_Data for analysis_.

*** Begin section ***

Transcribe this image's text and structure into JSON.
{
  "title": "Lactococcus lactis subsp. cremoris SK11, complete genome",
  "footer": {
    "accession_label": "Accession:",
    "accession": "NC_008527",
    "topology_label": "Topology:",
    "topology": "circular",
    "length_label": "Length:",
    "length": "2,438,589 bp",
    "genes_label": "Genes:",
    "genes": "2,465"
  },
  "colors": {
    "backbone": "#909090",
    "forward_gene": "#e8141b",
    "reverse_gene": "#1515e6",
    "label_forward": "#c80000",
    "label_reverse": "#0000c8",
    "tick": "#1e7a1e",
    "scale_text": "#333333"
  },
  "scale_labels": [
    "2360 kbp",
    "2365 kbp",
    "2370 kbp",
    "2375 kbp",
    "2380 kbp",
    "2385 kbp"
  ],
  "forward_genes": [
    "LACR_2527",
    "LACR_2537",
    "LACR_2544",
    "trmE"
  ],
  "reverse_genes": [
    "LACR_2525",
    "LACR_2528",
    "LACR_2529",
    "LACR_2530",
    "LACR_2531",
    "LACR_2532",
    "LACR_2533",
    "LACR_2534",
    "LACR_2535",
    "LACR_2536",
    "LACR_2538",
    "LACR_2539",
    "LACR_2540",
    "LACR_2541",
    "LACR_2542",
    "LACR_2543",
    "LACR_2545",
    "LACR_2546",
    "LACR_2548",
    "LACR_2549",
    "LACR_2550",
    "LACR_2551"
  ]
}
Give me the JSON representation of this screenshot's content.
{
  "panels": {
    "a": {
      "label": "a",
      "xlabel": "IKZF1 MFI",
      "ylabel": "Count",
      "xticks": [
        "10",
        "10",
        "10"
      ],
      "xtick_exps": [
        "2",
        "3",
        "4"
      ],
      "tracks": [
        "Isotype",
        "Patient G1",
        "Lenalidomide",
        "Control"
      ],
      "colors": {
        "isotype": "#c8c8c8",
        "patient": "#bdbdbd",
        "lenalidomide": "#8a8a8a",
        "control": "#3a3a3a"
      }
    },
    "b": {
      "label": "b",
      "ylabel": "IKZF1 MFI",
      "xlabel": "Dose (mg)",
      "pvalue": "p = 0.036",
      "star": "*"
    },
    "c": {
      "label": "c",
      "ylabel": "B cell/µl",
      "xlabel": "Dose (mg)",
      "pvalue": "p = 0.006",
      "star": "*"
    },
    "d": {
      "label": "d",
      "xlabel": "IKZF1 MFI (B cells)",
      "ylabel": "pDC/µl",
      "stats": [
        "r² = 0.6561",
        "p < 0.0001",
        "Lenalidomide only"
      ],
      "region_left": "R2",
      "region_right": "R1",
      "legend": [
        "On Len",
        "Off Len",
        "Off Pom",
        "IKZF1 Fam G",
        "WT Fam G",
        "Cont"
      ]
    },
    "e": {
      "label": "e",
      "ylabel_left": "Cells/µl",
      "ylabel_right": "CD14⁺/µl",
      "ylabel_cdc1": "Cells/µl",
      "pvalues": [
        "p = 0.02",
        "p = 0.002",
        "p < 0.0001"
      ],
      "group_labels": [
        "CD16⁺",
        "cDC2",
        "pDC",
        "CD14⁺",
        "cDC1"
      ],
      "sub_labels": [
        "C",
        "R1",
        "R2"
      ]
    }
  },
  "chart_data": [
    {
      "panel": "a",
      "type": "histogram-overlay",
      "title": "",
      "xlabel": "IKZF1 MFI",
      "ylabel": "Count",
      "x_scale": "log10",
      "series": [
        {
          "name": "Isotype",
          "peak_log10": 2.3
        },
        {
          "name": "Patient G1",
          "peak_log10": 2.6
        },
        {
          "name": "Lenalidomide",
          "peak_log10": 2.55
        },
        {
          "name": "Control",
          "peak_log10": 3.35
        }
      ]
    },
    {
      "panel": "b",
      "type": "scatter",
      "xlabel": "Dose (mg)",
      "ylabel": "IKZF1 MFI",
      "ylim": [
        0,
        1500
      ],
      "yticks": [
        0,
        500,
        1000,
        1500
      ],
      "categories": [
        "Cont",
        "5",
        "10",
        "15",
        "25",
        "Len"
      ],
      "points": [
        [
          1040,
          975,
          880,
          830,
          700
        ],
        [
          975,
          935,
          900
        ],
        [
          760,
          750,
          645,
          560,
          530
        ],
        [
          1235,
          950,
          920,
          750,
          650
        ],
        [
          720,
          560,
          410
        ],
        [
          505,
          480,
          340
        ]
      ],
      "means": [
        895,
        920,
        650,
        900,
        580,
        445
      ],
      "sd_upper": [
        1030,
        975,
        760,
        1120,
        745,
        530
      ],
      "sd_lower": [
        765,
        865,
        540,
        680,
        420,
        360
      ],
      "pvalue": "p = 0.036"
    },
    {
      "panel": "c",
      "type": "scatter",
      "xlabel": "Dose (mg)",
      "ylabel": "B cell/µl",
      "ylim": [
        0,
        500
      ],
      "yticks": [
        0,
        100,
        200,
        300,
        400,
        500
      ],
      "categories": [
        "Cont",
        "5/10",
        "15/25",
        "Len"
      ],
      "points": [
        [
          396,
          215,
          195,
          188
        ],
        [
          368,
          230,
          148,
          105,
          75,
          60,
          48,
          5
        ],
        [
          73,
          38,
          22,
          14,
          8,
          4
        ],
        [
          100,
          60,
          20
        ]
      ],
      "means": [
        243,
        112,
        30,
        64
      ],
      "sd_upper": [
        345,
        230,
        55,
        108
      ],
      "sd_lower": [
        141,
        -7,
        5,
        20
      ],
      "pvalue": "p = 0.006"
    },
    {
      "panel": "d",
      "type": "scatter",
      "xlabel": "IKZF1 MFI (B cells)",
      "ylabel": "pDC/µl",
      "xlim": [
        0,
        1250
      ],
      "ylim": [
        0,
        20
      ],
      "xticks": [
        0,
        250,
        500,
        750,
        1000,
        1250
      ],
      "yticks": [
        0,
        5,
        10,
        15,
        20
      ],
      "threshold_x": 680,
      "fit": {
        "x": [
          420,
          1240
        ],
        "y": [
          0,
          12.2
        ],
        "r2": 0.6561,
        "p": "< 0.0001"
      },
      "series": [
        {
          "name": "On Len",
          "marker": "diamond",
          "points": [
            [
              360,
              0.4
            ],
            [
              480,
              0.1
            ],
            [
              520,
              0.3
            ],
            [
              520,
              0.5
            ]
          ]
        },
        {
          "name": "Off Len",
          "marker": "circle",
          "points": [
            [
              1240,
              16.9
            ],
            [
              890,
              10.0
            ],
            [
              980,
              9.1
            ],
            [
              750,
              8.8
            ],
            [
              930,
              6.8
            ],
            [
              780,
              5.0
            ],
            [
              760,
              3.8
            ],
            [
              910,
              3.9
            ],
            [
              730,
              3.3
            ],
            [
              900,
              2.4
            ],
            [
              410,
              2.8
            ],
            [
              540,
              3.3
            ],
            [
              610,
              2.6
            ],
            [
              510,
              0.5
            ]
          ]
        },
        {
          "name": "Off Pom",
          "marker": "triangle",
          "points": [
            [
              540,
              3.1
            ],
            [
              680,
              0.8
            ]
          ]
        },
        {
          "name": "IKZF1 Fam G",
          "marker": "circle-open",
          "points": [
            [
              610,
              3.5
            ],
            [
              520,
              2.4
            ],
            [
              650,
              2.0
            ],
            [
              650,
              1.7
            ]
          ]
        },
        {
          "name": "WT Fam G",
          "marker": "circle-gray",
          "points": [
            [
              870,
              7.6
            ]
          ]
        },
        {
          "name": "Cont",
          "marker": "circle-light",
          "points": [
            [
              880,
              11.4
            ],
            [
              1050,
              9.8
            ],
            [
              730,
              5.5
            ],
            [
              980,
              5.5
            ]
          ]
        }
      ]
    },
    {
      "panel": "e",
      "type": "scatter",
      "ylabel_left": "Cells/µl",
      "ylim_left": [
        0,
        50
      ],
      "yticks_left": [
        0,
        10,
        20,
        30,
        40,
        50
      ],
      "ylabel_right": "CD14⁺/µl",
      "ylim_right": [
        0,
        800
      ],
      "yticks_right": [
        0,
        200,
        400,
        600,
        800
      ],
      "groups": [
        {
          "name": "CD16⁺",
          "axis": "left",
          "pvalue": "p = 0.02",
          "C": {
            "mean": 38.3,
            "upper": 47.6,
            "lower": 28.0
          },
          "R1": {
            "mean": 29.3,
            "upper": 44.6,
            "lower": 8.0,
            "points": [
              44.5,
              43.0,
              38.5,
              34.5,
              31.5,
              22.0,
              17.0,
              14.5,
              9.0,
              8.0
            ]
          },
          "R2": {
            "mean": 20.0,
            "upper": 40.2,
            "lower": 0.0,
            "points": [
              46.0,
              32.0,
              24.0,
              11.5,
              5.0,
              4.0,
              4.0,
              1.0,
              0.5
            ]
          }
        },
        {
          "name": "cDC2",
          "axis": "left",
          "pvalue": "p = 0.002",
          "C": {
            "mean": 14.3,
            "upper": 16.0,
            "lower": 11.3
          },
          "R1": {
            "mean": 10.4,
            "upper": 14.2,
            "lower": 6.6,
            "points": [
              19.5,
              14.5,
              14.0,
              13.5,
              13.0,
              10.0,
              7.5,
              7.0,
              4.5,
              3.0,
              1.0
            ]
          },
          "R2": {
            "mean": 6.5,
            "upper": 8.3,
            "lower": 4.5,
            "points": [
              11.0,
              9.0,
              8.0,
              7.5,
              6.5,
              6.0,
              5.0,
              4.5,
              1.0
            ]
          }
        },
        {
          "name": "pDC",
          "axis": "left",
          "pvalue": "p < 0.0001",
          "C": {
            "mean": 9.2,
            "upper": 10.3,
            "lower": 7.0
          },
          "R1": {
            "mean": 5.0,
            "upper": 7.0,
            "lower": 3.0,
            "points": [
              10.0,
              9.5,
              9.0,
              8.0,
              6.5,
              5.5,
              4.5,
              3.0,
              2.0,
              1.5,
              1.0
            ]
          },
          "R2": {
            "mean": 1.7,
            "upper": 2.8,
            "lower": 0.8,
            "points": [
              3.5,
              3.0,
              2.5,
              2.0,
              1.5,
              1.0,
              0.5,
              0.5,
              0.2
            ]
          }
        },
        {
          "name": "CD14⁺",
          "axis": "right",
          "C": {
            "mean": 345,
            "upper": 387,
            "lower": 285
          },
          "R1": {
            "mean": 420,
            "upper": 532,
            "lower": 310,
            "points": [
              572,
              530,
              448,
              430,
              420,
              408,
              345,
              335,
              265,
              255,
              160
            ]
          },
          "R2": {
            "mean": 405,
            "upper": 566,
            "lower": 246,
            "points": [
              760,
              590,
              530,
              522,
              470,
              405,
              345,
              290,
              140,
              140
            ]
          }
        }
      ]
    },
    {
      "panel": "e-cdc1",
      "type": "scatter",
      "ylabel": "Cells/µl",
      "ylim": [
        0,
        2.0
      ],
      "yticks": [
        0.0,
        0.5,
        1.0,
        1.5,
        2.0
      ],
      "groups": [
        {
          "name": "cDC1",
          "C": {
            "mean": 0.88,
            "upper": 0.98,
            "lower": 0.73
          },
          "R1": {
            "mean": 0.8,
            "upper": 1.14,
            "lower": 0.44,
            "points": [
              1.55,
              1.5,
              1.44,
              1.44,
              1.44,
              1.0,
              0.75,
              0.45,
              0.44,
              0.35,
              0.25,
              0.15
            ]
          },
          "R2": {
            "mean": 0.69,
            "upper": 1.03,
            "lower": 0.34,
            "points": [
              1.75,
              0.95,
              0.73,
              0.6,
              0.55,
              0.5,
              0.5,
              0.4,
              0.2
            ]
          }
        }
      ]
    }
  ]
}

*** End section ***

_Problem statement_. Look through the entries above. Copy out every line holding the word "circle".

_Task result_.
          "marker": "circle",
          "marker": "circle-open",
          "marker": "circle-gray",
          "marker": "circle-light",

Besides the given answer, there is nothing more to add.